▸ **Set task**
All lines in which the word "name" occurs are to be extracted.

(Raw records)
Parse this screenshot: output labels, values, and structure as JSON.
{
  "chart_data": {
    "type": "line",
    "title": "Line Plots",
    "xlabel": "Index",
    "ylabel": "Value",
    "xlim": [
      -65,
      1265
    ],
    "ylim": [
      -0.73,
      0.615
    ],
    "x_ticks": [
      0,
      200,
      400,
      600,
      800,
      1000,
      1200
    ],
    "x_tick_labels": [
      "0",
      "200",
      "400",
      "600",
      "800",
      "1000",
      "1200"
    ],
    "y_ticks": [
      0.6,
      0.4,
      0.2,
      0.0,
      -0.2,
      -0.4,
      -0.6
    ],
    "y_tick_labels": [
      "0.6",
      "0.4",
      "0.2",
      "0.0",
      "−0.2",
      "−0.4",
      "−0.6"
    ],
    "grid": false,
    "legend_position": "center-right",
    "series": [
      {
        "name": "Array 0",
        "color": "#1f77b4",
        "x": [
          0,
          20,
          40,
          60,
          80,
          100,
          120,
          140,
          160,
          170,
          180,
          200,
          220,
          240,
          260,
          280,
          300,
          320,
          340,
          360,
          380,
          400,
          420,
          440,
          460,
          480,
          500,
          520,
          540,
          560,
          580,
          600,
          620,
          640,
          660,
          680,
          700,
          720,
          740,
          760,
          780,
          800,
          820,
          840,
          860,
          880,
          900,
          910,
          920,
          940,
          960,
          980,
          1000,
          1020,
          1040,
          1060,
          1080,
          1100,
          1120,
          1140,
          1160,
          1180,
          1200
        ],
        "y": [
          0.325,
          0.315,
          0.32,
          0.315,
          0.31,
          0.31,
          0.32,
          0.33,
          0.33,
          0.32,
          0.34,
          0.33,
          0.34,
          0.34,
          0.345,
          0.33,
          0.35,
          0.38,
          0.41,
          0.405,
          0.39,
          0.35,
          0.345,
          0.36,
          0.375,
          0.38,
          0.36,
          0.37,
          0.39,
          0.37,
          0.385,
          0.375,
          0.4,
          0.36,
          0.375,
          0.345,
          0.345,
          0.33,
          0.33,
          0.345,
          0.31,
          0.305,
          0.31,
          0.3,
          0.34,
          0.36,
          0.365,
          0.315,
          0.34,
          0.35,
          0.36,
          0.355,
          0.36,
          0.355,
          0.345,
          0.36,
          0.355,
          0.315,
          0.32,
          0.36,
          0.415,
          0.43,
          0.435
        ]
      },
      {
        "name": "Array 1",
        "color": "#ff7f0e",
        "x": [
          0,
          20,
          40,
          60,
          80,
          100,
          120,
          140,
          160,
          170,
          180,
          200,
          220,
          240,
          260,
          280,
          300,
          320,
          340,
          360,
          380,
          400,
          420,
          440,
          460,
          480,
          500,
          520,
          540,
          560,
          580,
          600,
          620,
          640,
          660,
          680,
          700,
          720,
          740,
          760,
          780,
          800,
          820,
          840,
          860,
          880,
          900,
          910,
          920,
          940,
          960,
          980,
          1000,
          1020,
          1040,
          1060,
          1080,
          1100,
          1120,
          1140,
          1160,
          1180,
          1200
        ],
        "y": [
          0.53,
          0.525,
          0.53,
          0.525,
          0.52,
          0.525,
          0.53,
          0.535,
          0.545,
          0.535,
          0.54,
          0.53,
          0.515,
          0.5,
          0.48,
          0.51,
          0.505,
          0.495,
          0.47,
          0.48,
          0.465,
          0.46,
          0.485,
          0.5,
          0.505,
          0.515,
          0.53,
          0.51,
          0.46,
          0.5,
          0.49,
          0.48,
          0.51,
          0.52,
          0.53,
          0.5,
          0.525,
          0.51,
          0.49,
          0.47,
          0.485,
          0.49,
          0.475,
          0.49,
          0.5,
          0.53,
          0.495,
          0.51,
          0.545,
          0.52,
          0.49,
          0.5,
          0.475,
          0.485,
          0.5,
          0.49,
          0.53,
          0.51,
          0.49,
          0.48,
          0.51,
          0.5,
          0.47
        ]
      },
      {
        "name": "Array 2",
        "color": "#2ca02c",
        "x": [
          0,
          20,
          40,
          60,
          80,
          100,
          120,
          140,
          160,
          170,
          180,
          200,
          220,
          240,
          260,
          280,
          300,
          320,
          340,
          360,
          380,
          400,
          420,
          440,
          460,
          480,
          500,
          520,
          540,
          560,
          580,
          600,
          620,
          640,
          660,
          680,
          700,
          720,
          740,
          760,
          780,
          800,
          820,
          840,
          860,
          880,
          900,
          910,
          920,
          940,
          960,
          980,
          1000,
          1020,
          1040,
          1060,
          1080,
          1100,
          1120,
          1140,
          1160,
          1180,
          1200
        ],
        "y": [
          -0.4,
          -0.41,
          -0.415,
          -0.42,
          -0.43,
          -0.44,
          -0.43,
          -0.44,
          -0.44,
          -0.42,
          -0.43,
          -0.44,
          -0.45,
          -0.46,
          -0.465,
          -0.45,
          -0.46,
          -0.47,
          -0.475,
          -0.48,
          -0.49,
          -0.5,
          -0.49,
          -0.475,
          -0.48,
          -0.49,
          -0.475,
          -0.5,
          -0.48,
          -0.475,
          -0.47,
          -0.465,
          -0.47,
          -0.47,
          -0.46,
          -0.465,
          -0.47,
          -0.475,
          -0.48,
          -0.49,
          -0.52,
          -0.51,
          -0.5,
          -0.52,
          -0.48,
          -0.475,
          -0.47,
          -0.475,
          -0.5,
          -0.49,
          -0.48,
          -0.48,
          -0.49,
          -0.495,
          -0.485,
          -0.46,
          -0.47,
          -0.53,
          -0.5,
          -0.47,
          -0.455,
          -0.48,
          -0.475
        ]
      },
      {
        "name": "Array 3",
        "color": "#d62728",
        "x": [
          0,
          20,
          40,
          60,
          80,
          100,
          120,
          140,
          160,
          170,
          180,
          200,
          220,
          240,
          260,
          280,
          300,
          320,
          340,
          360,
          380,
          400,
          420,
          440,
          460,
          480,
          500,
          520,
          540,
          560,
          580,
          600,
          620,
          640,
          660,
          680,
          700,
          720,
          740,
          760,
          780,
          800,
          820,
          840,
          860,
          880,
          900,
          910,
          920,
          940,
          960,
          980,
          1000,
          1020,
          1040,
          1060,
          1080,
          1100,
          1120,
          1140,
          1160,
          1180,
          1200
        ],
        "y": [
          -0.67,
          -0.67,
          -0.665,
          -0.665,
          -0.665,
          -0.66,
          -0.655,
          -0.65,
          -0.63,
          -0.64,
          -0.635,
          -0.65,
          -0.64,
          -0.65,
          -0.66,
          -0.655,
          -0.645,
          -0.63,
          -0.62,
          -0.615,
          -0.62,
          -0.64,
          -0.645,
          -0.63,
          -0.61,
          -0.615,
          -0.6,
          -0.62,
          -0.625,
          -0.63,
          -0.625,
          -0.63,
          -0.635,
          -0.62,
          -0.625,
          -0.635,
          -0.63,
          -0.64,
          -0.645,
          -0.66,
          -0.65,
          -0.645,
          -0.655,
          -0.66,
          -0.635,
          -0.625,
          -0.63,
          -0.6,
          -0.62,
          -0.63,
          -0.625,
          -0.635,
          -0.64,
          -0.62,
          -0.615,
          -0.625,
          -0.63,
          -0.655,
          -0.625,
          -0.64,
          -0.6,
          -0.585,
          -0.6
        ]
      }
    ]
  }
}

▸ **Problem solution**
        "name": "Array 0",
        "name": "Array 1",
        "name": "Array 2",
        "name": "Array 3",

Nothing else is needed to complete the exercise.